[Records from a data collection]
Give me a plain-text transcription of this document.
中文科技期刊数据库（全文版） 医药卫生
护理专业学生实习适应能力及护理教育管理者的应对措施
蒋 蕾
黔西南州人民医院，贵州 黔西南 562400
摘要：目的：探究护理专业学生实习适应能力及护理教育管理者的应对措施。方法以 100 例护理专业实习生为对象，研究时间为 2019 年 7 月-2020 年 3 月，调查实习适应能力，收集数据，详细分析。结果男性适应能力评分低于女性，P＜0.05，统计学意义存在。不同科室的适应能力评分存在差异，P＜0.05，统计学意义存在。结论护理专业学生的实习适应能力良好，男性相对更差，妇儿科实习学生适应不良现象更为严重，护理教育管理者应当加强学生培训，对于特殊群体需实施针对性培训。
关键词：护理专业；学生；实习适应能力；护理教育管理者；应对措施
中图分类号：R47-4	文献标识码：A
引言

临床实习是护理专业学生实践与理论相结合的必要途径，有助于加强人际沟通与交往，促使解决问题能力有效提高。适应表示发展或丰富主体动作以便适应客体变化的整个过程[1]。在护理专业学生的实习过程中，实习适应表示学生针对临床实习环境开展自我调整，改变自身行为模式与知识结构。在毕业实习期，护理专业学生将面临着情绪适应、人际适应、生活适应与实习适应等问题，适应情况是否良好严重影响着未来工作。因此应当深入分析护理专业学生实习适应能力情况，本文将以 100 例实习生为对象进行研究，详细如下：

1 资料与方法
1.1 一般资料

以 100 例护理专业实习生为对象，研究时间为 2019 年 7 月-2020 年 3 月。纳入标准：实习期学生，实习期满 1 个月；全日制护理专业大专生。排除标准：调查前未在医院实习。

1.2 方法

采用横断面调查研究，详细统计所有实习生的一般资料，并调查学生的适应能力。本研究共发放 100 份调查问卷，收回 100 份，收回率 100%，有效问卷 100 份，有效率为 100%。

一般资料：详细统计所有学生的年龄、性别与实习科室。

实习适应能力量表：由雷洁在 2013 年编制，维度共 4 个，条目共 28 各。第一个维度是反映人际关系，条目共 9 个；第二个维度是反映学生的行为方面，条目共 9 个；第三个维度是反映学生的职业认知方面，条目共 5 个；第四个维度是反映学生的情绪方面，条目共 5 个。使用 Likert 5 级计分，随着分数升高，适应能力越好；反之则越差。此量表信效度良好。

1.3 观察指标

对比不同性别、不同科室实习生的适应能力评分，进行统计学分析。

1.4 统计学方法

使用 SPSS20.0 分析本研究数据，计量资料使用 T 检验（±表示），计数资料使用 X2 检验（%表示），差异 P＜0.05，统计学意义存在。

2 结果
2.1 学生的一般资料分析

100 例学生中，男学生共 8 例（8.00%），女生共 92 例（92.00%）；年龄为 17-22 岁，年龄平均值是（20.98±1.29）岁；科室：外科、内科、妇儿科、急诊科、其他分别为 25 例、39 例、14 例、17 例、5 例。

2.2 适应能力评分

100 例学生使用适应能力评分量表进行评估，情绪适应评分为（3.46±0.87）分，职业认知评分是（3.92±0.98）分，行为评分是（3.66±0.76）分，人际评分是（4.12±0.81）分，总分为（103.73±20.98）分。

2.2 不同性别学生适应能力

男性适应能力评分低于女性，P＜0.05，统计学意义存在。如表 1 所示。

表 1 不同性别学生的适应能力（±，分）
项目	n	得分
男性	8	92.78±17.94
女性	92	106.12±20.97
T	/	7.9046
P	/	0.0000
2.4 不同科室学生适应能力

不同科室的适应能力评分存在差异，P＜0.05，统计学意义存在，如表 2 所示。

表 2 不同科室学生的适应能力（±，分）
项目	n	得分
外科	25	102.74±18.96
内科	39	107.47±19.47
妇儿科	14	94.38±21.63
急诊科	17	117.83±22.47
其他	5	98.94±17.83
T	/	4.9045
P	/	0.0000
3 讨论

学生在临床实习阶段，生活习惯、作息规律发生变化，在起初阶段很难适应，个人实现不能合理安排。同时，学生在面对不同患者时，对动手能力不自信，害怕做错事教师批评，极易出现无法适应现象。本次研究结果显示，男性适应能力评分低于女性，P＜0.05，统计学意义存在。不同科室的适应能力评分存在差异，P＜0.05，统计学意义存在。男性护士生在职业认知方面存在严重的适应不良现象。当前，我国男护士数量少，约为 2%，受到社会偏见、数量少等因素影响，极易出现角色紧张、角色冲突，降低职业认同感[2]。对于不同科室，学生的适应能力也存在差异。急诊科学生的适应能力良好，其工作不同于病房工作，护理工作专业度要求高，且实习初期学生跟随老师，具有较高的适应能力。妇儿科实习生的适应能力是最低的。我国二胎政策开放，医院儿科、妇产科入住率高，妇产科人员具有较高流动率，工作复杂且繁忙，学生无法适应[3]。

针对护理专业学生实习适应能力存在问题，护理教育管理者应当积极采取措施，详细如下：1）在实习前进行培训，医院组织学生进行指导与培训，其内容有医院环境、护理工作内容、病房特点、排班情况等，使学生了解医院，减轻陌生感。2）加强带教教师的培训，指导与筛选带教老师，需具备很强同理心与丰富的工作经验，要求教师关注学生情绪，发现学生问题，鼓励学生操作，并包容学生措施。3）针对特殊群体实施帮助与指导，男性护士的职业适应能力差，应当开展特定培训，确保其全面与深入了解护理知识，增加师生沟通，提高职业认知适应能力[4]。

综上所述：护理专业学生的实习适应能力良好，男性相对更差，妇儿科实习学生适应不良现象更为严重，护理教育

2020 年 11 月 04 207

:: Work instructions ::
Please reproduce each record precisely as written.

:: Written answer ::
Give me a plain-text transcription of this document.
中文科技期刊数据库（全文版） 医药卫生
护理专业学生实习适应能力及护理教育管理者的应对措施
蒋 蕾
黔西南州人民医院，贵州 黔西南 562400
摘要：目的：探究护理专业学生实习适应能力及护理教育管理者的应对措施。方法以 100 例护理专业实习生为对象，研究时间为 2019 年 7 月-2020 年 3 月，调查实习适应能力，收集数据，详细分析。结果男性适应能力评分低于女性，P＜0.05，统计学意义存在。不同科室的适应能力评分存在差异，P＜0.05，统计学意义存在。结论护理专业学生的实习适应能力良好，男性相对更差，妇儿科实习学生适应不良现象更为严重，护理教育管理者应当加强学生培训，对于特殊群体需实施针对性培训。
关键词：护理专业；学生；实习适应能力；护理教育管理者；应对措施
中图分类号：R47-4	文献标识码：A
引言

临床实习是护理专业学生实践与理论相结合的必要途径，有助于加强人际沟通与交往，促使解决问题能力有效提高。适应表示发展或丰富主体动作以便适应客体变化的整个过程[1]。在护理专业学生的实习过程中，实习适应表示学生针对临床实习环境开展自我调整，改变自身行为模式与知识结构。在毕业实习期，护理专业学生将面临着情绪适应、人际适应、生活适应与实习适应等问题，适应情况是否良好严重影响着未来工作。因此应当深入分析护理专业学生实习适应能力情况，本文将以 100 例实习生为对象进行研究，详细如下：

1 资料与方法
1.1 一般资料

以 100 例护理专业实习生为对象，研究时间为 2019 年 7 月-2020 年 3 月。纳入标准：实习期学生，实习期满 1 个月；全日制护理专业大专生。排除标准：调查前未在医院实习。

1.2 方法

采用横断面调查研究，详细统计所有实习生的一般资料，并调查学生的适应能力。本研究共发放 100 份调查问卷，收回 100 份，收回率 100%，有效问卷 100 份，有效率为 100%。

一般资料：详细统计所有学生的年龄、性别与实习科室。

实习适应能力量表：由雷洁在 2013 年编制，维度共 4 个，条目共 28 各。第一个维度是反映人际关系，条目共 9 个；第二个维度是反映学生的行为方面，条目共 9 个；第三个维度是反映学生的职业认知方面，条目共 5 个；第四个维度是反映学生的情绪方面，条目共 5 个。使用 Likert 5 级计分，随着分数升高，适应能力越好；反之则越差。此量表信效度良好。

1.3 观察指标

对比不同性别、不同科室实习生的适应能力评分，进行统计学分析。

1.4 统计学方法

使用 SPSS20.0 分析本研究数据，计量资料使用 T 检验（±表示），计数资料使用 X2 检验（%表示），差异 P＜0.05，统计学意义存在。

2 结果
2.1 学生的一般资料分析

100 例学生中，男学生共 8 例（8.00%），女生共 92 例（92.00%）；年龄为 17-22 岁，年龄平均值是（20.98±1.29）岁；科室：外科、内科、妇儿科、急诊科、其他分别为 25 例、39 例、14 例、17 例、5 例。

2.2 适应能力评分

100 例学生使用适应能力评分量表进行评估，情绪适应评分为（3.46±0.87）分，职业认知评分是（3.92±0.98）分，行为评分是（3.66±0.76）分，人际评分是（4.12±0.81）分，总分为（103.73±20.98）分。

2.2 不同性别学生适应能力

男性适应能力评分低于女性，P＜0.05，统计学意义存在。如表 1 所示。

表 1 不同性别学生的适应能力（±，分）
项目	n	得分
男性	8	92.78±17.94
女性	92	106.12±20.97
T	/	7.9046
P	/	0.0000
2.4 不同科室学生适应能力

不同科室的适应能力评分存在差异，P＜0.05，统计学意义存在，如表 2 所示。

表 2 不同科室学生的适应能力（±，分）
项目	n	得分
外科	25	102.74±18.96
内科	39	107.47±19.47
妇儿科	14	94.38±21.63
急诊科	17	117.83±22.47
其他	5	98.94±17.83
T	/	4.9045
P	/	0.0000
3 讨论

学生在临床实习阶段，生活习惯、作息规律发生变化，在起初阶段很难适应，个人实现不能合理安排。同时，学生在面对不同患者时，对动手能力不自信，害怕做错事教师批评，极易出现无法适应现象。本次研究结果显示，男性适应能力评分低于女性，P＜0.05，统计学意义存在。不同科室的适应能力评分存在差异，P＜0.05，统计学意义存在。男性护士生在职业认知方面存在严重的适应不良现象。当前，我国男护士数量少，约为 2%，受到社会偏见、数量少等因素影响，极易出现角色紧张、角色冲突，降低职业认同感[2]。对于不同科室，学生的适应能力也存在差异。急诊科学生的适应能力良好，其工作不同于病房工作，护理工作专业度要求高，且实习初期学生跟随老师，具有较高的适应能力。妇儿科实习生的适应能力是最低的。我国二胎政策开放，医院儿科、妇产科入住率高，妇产科人员具有较高流动率，工作复杂且繁忙，学生无法适应[3]。

针对护理专业学生实习适应能力存在问题，护理教育管理者应当积极采取措施，详细如下：1）在实习前进行培训，医院组织学生进行指导与培训，其内容有医院环境、护理工作内容、病房特点、排班情况等，使学生了解医院，减轻陌生感。2）加强带教教师的培训，指导与筛选带教老师，需具备很强同理心与丰富的工作经验，要求教师关注学生情绪，发现学生问题，鼓励学生操作，并包容学生措施。3）针对特殊群体实施帮助与指导，男性护士的职业适应能力差，应当开展特定培训，确保其全面与深入了解护理知识，增加师生沟通，提高职业认知适应能力[4]。

综上所述：护理专业学生的实习适应能力良好，男性相对更差，妇儿科实习学生适应不良现象更为严重，护理教育

2020 年 11 月 04 207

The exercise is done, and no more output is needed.